▶ Exercise instructions
Word for word, print each line of the listing below; pictures stay out.

________________________

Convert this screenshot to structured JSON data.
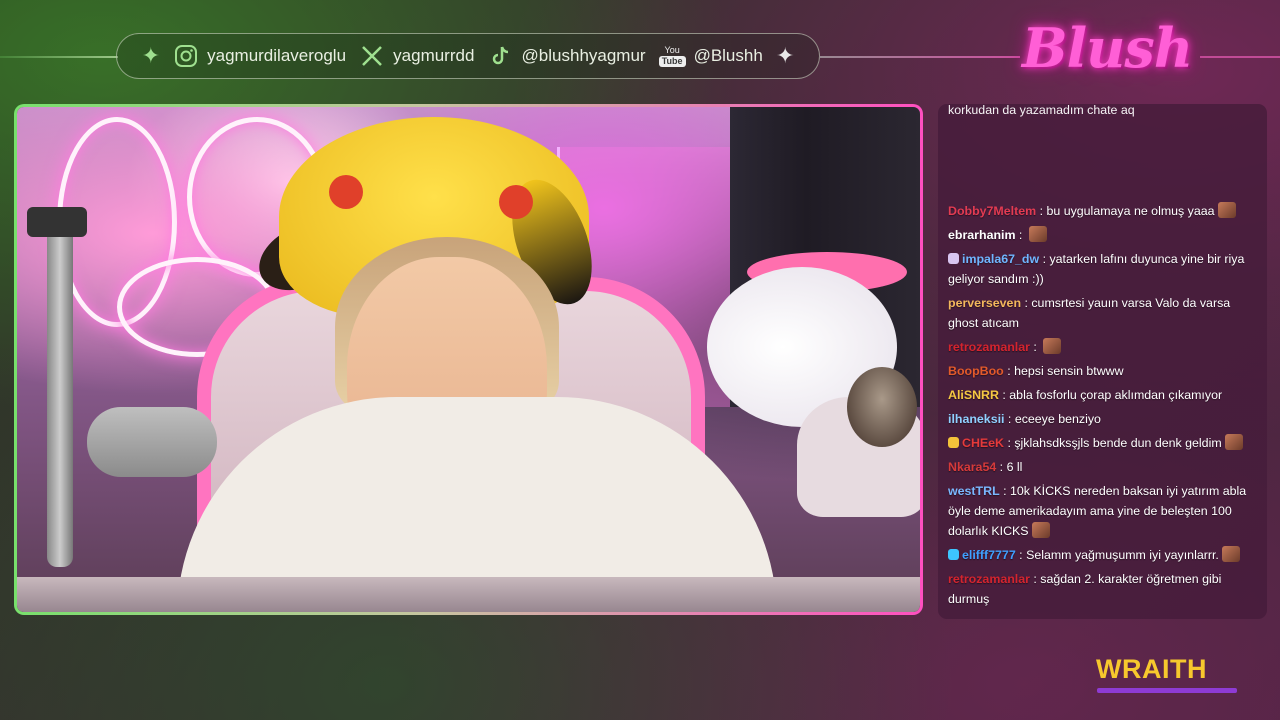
{
  "social": {
    "instagram": "yagmurdilaveroglu",
    "x": "yagmurrdd",
    "tiktok": "@blushhyagmur",
    "youtube": "@Blushh",
    "youtube_icon_top": "You",
    "youtube_icon_bottom": "Tube"
  },
  "logo": {
    "text": "Blush"
  },
  "sponsor": {
    "text": "WRAITH"
  },
  "chat": {
    "partial_top": "korkudan da yazamadım chate aq",
    "messages": [
      {
        "user": "Dobby7Meltem",
        "color": "#e23b52",
        "badge": "",
        "text": "bu uygulamaya ne olmuş yaaa",
        "emote_after": true
      },
      {
        "user": "ebrarhanim",
        "color": "#ffffff",
        "badge": "",
        "text": "",
        "emote_after": true
      },
      {
        "user": "impala67_dw",
        "color": "#6fb6ff",
        "badge": "#d8c5f0",
        "text": "yatarken lafını duyunca yine bir riya geliyor sandım :))",
        "emote_after": false
      },
      {
        "user": "perverseven",
        "color": "#f2b75c",
        "badge": "",
        "text": "cumsrtesi yauın varsa Valo da varsa ghost atıcam",
        "emote_after": false
      },
      {
        "user": "retrozamanlar",
        "color": "#d4242e",
        "badge": "",
        "text": "",
        "emote_after": true
      },
      {
        "user": "BoopBoo",
        "color": "#e25a2a",
        "badge": "",
        "text": "hepsi sensin btwww",
        "emote_after": false
      },
      {
        "user": "AliSNRR",
        "color": "#f5c842",
        "badge": "",
        "text": "abla fosforlu çorap aklımdan çıkamıyor",
        "emote_after": false
      },
      {
        "user": "ilhaneksii",
        "color": "#8fd0ff",
        "badge": "",
        "text": "eceeye benziyo",
        "emote_after": false
      },
      {
        "user": "CHEeK",
        "color": "#e53a3a",
        "badge": "#f3c33a",
        "text": "şjklahsdksşjls bende dun denk geldim",
        "emote_after": true
      },
      {
        "user": "Nkara54",
        "color": "#d63a3a",
        "badge": "",
        "text": "6 ll",
        "emote_after": false
      },
      {
        "user": "westTRL",
        "color": "#7ab8ff",
        "badge": "",
        "text": "10k KİCKS nereden baksan iyi yatırım abla öyle deme amerikadayım ama yine de beleşten 100 dolarlık KICKS",
        "emote_after": true
      },
      {
        "user": "elifff7777",
        "color": "#3fa0ff",
        "badge": "#3dc6ff",
        "text": "Selamm yağmuşumm iyi yayınlarrr.",
        "emote_after": true
      },
      {
        "user": "retrozamanlar",
        "color": "#d4242e",
        "badge": "",
        "text": "sağdan 2. karakter öğretmen gibi durmuş",
        "emote_after": false
      }
    ]
  },
  "colors": {
    "frame_left": "#78e06c",
    "frame_right": "#ff4fc0",
    "logo_pink": "#ff5fd6",
    "sponsor_yellow": "#f7c82d",
    "sponsor_underline": "#8e3bd4"
  }
}
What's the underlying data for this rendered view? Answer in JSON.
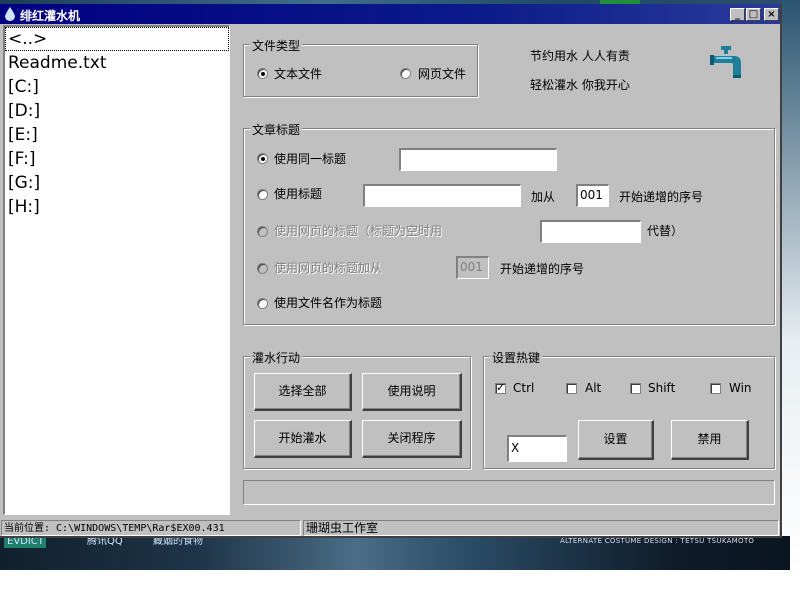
{
  "window": {
    "title": "绯红灌水机",
    "min_glyph": "_",
    "max_glyph": "□",
    "close_glyph": "×"
  },
  "file_list": {
    "items": [
      "<..>",
      "Readme.txt",
      "[C:]",
      "[D:]",
      "[E:]",
      "[F:]",
      "[G:]",
      "[H:]"
    ]
  },
  "file_type": {
    "title": "文件类型",
    "text_file": "文本文件",
    "web_file": "网页文件",
    "selected": "text_file"
  },
  "slogans": {
    "line1": "节约用水  人人有责",
    "line2": "轻松灌水  你我开心",
    "icon": "water-faucet-icon"
  },
  "article": {
    "title": "文章标题",
    "same_title": "使用同一标题",
    "same_title_value": "",
    "use_title": "使用标题",
    "use_title_value": "",
    "add_from": "加从",
    "seq_value": "001",
    "seq_suffix": "开始递增的序号",
    "web_title": "使用网页的标题（标题为空时用",
    "web_title_value": "",
    "web_title_suffix": "代替）",
    "web_title_add": "使用网页的标题加从",
    "web_seq_value": "001",
    "web_seq_suffix": "开始递增的序号",
    "filename_title": "使用文件名作为标题",
    "selected": "same_title"
  },
  "actions": {
    "title": "灌水行动",
    "select_all": "选择全部",
    "instructions": "使用说明",
    "start": "开始灌水",
    "close": "关闭程序"
  },
  "hotkey": {
    "title": "设置热键",
    "ctrl": "Ctrl",
    "alt": "Alt",
    "shift": "Shift",
    "win": "Win",
    "ctrl_checked": true,
    "alt_checked": false,
    "shift_checked": false,
    "win_checked": false,
    "key_value": "X",
    "set": "设置",
    "disable": "禁用"
  },
  "status": {
    "path": "当前位置: C:\\WINDOWS\\TEMP\\Rar$EX00.431",
    "studio": "珊瑚虫工作室"
  },
  "desktop": {
    "label1": "EVDICT",
    "label2": "腾讯QQ",
    "label3": "藏姻的食物",
    "credit": "ALTERNATE COSTUME DESIGN : TETSU TSUKAMOTO"
  },
  "colors": {
    "titlebar": "#000080",
    "window_bg": "#c0c0c0",
    "faucet": "#1f7f9a"
  }
}
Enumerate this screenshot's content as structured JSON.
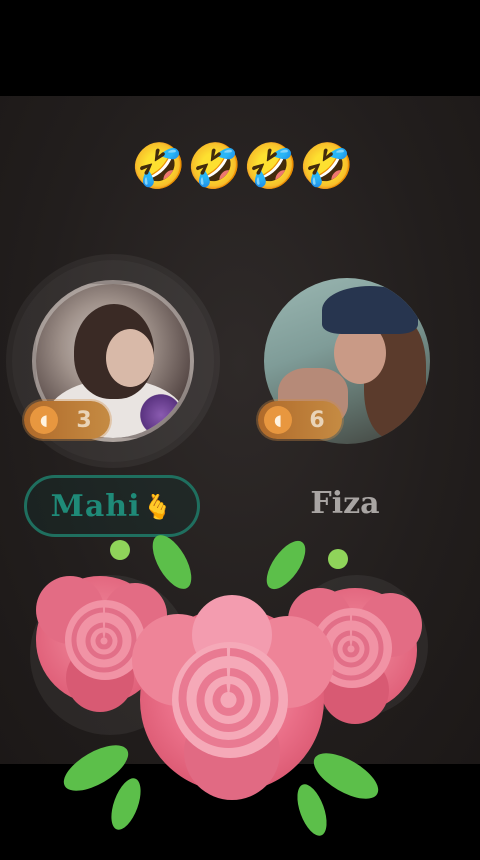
{
  "reaction": {
    "emojis": [
      "🤣",
      "🤣",
      "🤣",
      "🤣"
    ]
  },
  "seats": [
    {
      "badge_count": "3",
      "name": "Mahi",
      "name_emoji": "🫰"
    },
    {
      "badge_count": "6",
      "name": "Fiza"
    }
  ],
  "gift": {
    "icon": "rose-bouquet",
    "colors": {
      "rose": "#ea6f88",
      "leaf": "#5cbf4a"
    }
  }
}
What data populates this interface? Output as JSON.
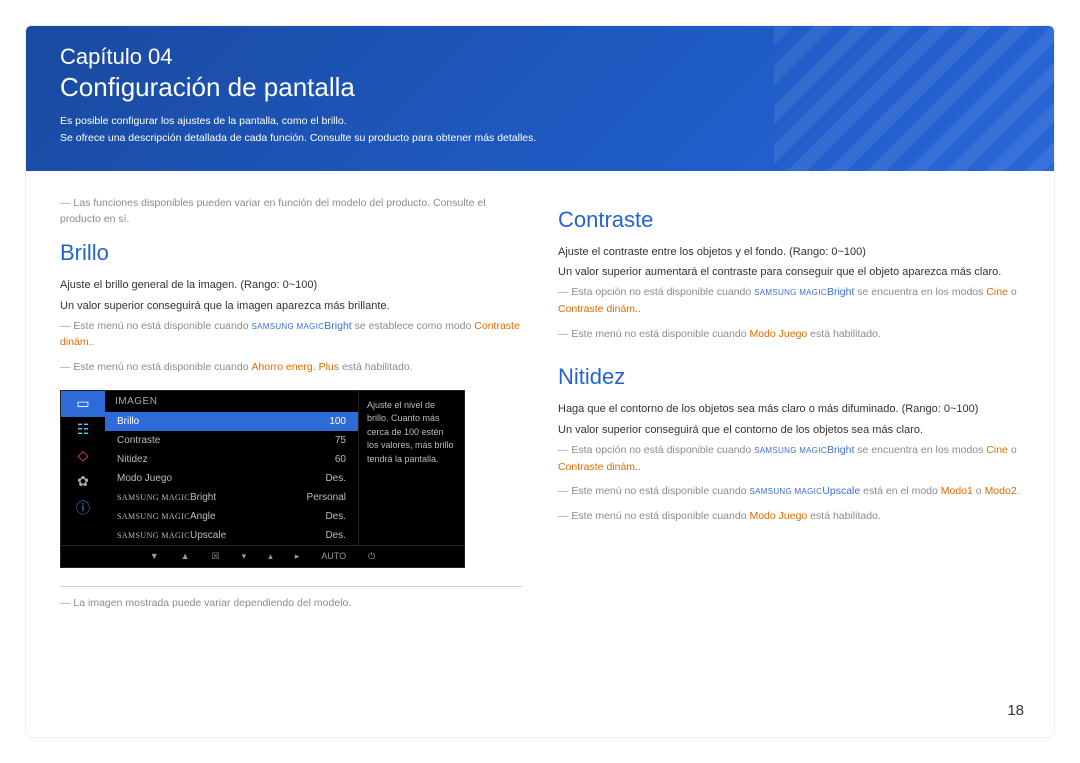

________________________

▶ Correct answer
Convert this screenshot to structured JSON data.
{
  "social": {
    "instagram": "yagmurdilaveroglu",
    "x": "yagmurrdd",
    "tiktok": "@blushhyagmur",
    "youtube": "@Blushh",
    "youtube_icon_top": "You",
    "youtube_icon_bottom": "Tube"
  },
  "logo": {
    "text": "Blush"
  },
  "sponsor": {
    "text": "WRAITH"
  },
  "chat": {
    "partial_top": "korkudan da yazamadım chate aq",
    "messages": [
      {
        "user": "Dobby7Meltem",
        "color": "#e23b52",
        "badge": "",
        "text": "bu uygulamaya ne olmuş yaaa",
        "emote_after": true
      },
      {
        "user": "ebrarhanim",
        "color": "#ffffff",
        "badge": "",
        "text": "",
        "emote_after": true
      },
      {
        "user": "impala67_dw",
        "color": "#6fb6ff",
        "badge": "#d8c5f0",
        "text": "yatarken lafını duyunca yine bir riya geliyor sandım :))",
        "emote_after": false
      },
      {
        "user": "perverseven",
        "color": "#f2b75c",
        "badge": "",
        "text": "cumsrtesi yauın varsa Valo da varsa ghost atıcam",
        "emote_after": false
      },
      {
        "user": "retrozamanlar",
        "color": "#d4242e",
        "badge": "",
        "text": "",
        "emote_after": true
      },
      {
        "user": "BoopBoo",
        "color": "#e25a2a",
        "badge": "",
        "text": "hepsi sensin btwww",
        "emote_after": false
      },
      {
        "user": "AliSNRR",
        "color": "#f5c842",
        "badge": "",
        "text": "abla fosforlu çorap aklımdan çıkamıyor",
        "emote_after": false
      },
      {
        "user": "ilhaneksii",
        "color": "#8fd0ff",
        "badge": "",
        "text": "eceeye benziyo",
        "emote_after": false
      },
      {
        "user": "CHEeK",
        "color": "#e53a3a",
        "badge": "#f3c33a",
        "text": "şjklahsdksşjls bende dun denk geldim",
        "emote_after": true
      },
      {
        "user": "Nkara54",
        "color": "#d63a3a",
        "badge": "",
        "text": "6 ll",
        "emote_after": false
      },
      {
        "user": "westTRL",
        "color": "#7ab8ff",
        "badge": "",
        "text": "10k KİCKS nereden baksan iyi yatırım abla öyle deme amerikadayım ama yine de beleşten 100 dolarlık KICKS",
        "emote_after": true
      },
      {
        "user": "elifff7777",
        "color": "#3fa0ff",
        "badge": "#3dc6ff",
        "text": "Selamm yağmuşumm iyi yayınlarrr.",
        "emote_after": true
      },
      {
        "user": "retrozamanlar",
        "color": "#d4242e",
        "badge": "",
        "text": "sağdan 2. karakter öğretmen gibi durmuş",
        "emote_after": false
      }
    ]
  },
  "colors": {
    "frame_left": "#78e06c",
    "frame_right": "#ff4fc0",
    "logo_pink": "#ff5fd6",
    "sponsor_yellow": "#f7c82d",
    "sponsor_underline": "#8e3bd4"
  }
}
What's the underlying data for this rendered view? Answer in JSON.
{
  "window": {
    "title": "绯红灌水机",
    "min_glyph": "_",
    "max_glyph": "□",
    "close_glyph": "×"
  },
  "file_list": {
    "items": [
      "<..>",
      "Readme.txt",
      "[C:]",
      "[D:]",
      "[E:]",
      "[F:]",
      "[G:]",
      "[H:]"
    ]
  },
  "file_type": {
    "title": "文件类型",
    "text_file": "文本文件",
    "web_file": "网页文件",
    "selected": "text_file"
  },
  "slogans": {
    "line1": "节约用水  人人有责",
    "line2": "轻松灌水  你我开心",
    "icon": "water-faucet-icon"
  },
  "article": {
    "title": "文章标题",
    "same_title": "使用同一标题",
    "same_title_value": "",
    "use_title": "使用标题",
    "use_title_value": "",
    "add_from": "加从",
    "seq_value": "001",
    "seq_suffix": "开始递增的序号",
    "web_title": "使用网页的标题（标题为空时用",
    "web_title_value": "",
    "web_title_suffix": "代替）",
    "web_title_add": "使用网页的标题加从",
    "web_seq_value": "001",
    "web_seq_suffix": "开始递增的序号",
    "filename_title": "使用文件名作为标题",
    "selected": "same_title"
  },
  "actions": {
    "title": "灌水行动",
    "select_all": "选择全部",
    "instructions": "使用说明",
    "start": "开始灌水",
    "close": "关闭程序"
  },
  "hotkey": {
    "title": "设置热键",
    "ctrl": "Ctrl",
    "alt": "Alt",
    "shift": "Shift",
    "win": "Win",
    "ctrl_checked": true,
    "alt_checked": false,
    "shift_checked": false,
    "win_checked": false,
    "key_value": "X",
    "set": "设置",
    "disable": "禁用"
  },
  "status": {
    "path": "当前位置: C:\\WINDOWS\\TEMP\\Rar$EX00.431",
    "studio": "珊瑚虫工作室"
  },
  "desktop": {
    "label1": "EVDICT",
    "label2": "腾讯QQ",
    "label3": "藏姻的食物",
    "credit": "ALTERNATE COSTUME DESIGN : TETSU TSUKAMOTO"
  },
  "colors": {
    "titlebar": "#000080",
    "window_bg": "#c0c0c0",
    "faucet": "#1f7f9a"
  }
}
Enumerate this screenshot's content as structured JSON.
{
  "reaction": {
    "emojis": [
      "🤣",
      "🤣",
      "🤣",
      "🤣"
    ]
  },
  "seats": [
    {
      "badge_count": "3",
      "name": "Mahi",
      "name_emoji": "🫰"
    },
    {
      "badge_count": "6",
      "name": "Fiza"
    }
  ],
  "gift": {
    "icon": "rose-bouquet",
    "colors": {
      "rose": "#ea6f88",
      "leaf": "#5cbf4a"
    }
  }
}
What data populates this interface? Output as JSON.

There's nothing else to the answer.